* [Raw records]
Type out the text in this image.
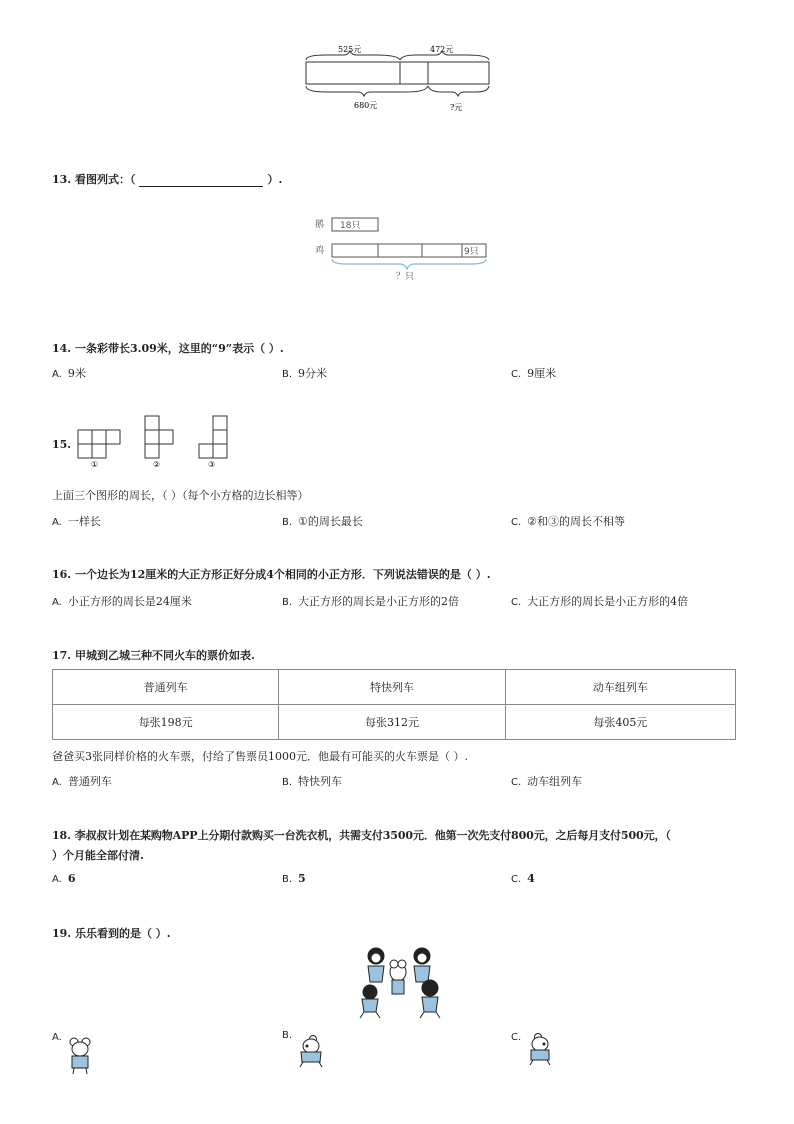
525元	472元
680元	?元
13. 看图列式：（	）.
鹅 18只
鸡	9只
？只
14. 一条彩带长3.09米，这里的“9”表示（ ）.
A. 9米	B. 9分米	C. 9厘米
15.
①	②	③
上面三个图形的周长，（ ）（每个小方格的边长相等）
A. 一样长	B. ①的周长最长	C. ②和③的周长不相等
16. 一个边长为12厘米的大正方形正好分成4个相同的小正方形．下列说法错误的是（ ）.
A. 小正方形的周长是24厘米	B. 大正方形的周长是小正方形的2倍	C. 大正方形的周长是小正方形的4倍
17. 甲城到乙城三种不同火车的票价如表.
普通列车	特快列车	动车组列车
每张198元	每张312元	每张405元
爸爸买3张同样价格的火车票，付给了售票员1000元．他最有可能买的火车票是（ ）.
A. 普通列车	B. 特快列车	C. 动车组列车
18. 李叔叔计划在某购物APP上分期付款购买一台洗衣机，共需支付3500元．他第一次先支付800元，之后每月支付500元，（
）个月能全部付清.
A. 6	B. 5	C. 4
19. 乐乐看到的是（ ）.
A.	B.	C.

* [Task to complete] Without the pictures, return all the records precisely as they stand.

* [Output for this task]
Type out the text in this image.
525元	472元
680元	?元
13. 看图列式：（	）.
鹅 18只
鸡	9只
？只
14. 一条彩带长3.09米，这里的“9”表示（ ）.
A. 9米	B. 9分米	C. 9厘米
15.
①	②	③
上面三个图形的周长，（ ）（每个小方格的边长相等）
A. 一样长	B. ①的周长最长	C. ②和③的周长不相等
16. 一个边长为12厘米的大正方形正好分成4个相同的小正方形．下列说法错误的是（ ）.
A. 小正方形的周长是24厘米	B. 大正方形的周长是小正方形的2倍	C. 大正方形的周长是小正方形的4倍
17. 甲城到乙城三种不同火车的票价如表.
普通列车	特快列车	动车组列车
每张198元	每张312元	每张405元
爸爸买3张同样价格的火车票，付给了售票员1000元．他最有可能买的火车票是（ ）.
A. 普通列车	B. 特快列车	C. 动车组列车
18. 李叔叔计划在某购物APP上分期付款购买一台洗衣机，共需支付3500元．他第一次先支付800元，之后每月支付500元，（
）个月能全部付清.
A. 6	B. 5	C. 4
19. 乐乐看到的是（ ）.
A.	B.	C.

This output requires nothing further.